What you have to do. Gather up the lines that contain "rate".
• • • •
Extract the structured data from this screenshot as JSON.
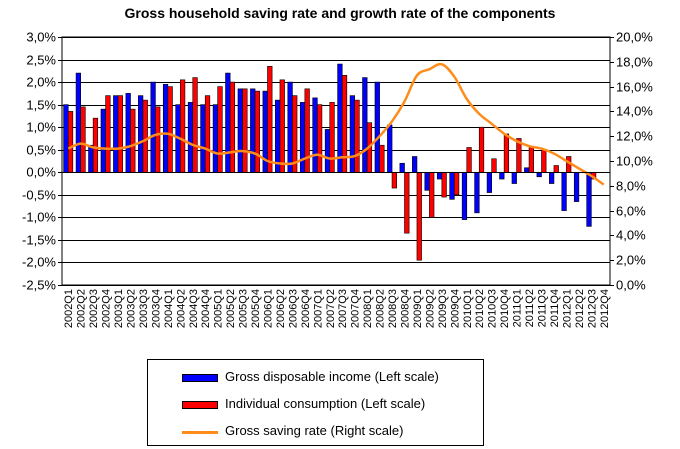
{
  "chart_data": {
    "type": "bar+line",
    "title": "Gross household  saving rate and growth rate of the components",
    "categories": [
      "2002Q1",
      "2002Q2",
      "2002Q3",
      "2002Q4",
      "2003Q1",
      "2003Q2",
      "2003Q3",
      "2003Q4",
      "2004Q1",
      "2004Q2",
      "2004Q3",
      "2004Q4",
      "2005Q1",
      "2005Q2",
      "2005Q3",
      "2005Q4",
      "2006Q1",
      "2006Q2",
      "2006Q3",
      "2006Q4",
      "2007Q1",
      "2007Q2",
      "2007Q3",
      "2007Q4",
      "2008Q1",
      "2008Q2",
      "2008Q3",
      "2008Q4",
      "2009Q1",
      "2009Q2",
      "2009Q3",
      "2009Q4",
      "2010Q1",
      "2010Q2",
      "2010Q3",
      "2010Q4",
      "2011Q1",
      "2011Q2",
      "2011Q3",
      "2011Q4",
      "2012Q1",
      "2012Q2",
      "2012Q3",
      "2012Q4"
    ],
    "left_axis": {
      "min": -2.5,
      "max": 3.0,
      "step": 0.5,
      "tick_labels": [
        "-2,5%",
        "-2,0%",
        "-1,5%",
        "-1,0%",
        "-0,5%",
        "0,0%",
        "0,5%",
        "1,0%",
        "1,5%",
        "2,0%",
        "2,5%",
        "3,0%"
      ]
    },
    "right_axis": {
      "min": 0,
      "max": 20,
      "step": 2,
      "tick_labels": [
        "0,0%",
        "2,0%",
        "4,0%",
        "6,0%",
        "8,0%",
        "10,0%",
        "12,0%",
        "14,0%",
        "16,0%",
        "18,0%",
        "20,0%"
      ]
    },
    "series": [
      {
        "name": "Gross disposable  income (Left scale)",
        "type": "bar",
        "axis": "left",
        "color": "#0000ff",
        "values": [
          1.5,
          2.2,
          0.6,
          1.4,
          1.7,
          1.75,
          1.7,
          2.0,
          1.95,
          1.5,
          1.55,
          1.5,
          1.5,
          2.2,
          1.85,
          1.85,
          1.8,
          1.6,
          2.0,
          1.55,
          1.65,
          0.95,
          2.4,
          1.7,
          2.1,
          2.0,
          1.05,
          0.2,
          0.35,
          -0.4,
          -0.15,
          -0.6,
          -1.05,
          -0.9,
          -0.45,
          -0.15,
          -0.25,
          0.1,
          -0.1,
          -0.25,
          -0.85,
          -0.65,
          -1.2,
          0.0
        ]
      },
      {
        "name": "Individual consumption  (Left scale)",
        "type": "bar",
        "axis": "left",
        "color": "#ff0000",
        "values": [
          1.35,
          1.45,
          1.2,
          1.7,
          1.7,
          1.4,
          1.6,
          1.45,
          1.9,
          2.05,
          2.1,
          1.7,
          1.9,
          2.0,
          1.85,
          1.8,
          2.35,
          2.05,
          1.7,
          1.85,
          1.5,
          1.55,
          2.15,
          1.6,
          1.1,
          0.6,
          -0.35,
          -1.35,
          -1.95,
          -1.0,
          -0.55,
          -0.5,
          0.55,
          1.0,
          0.3,
          0.85,
          0.75,
          0.55,
          0.5,
          0.15,
          0.35,
          0.0,
          -0.15,
          0.0
        ]
      },
      {
        "name": "Gross saving rate (Right scale)",
        "type": "line",
        "axis": "right",
        "color": "#ff8c1a",
        "values": [
          11.0,
          11.4,
          11.1,
          11.0,
          11.0,
          11.2,
          11.6,
          12.1,
          12.2,
          11.8,
          11.3,
          11.0,
          10.6,
          10.7,
          10.8,
          10.6,
          10.0,
          9.8,
          9.8,
          10.2,
          10.5,
          10.2,
          10.3,
          10.4,
          11.0,
          12.0,
          13.2,
          14.8,
          16.9,
          17.4,
          17.8,
          16.8,
          15.0,
          13.8,
          13.0,
          12.2,
          11.6,
          11.2,
          11.0,
          10.6,
          10.0,
          9.4,
          8.8,
          8.1
        ]
      }
    ],
    "legend_position": "bottom"
  }
}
• • • •
The solution.
    "title": "Gross household  saving rate and growth rate of the components",
        "name": "Gross saving rate (Right scale)",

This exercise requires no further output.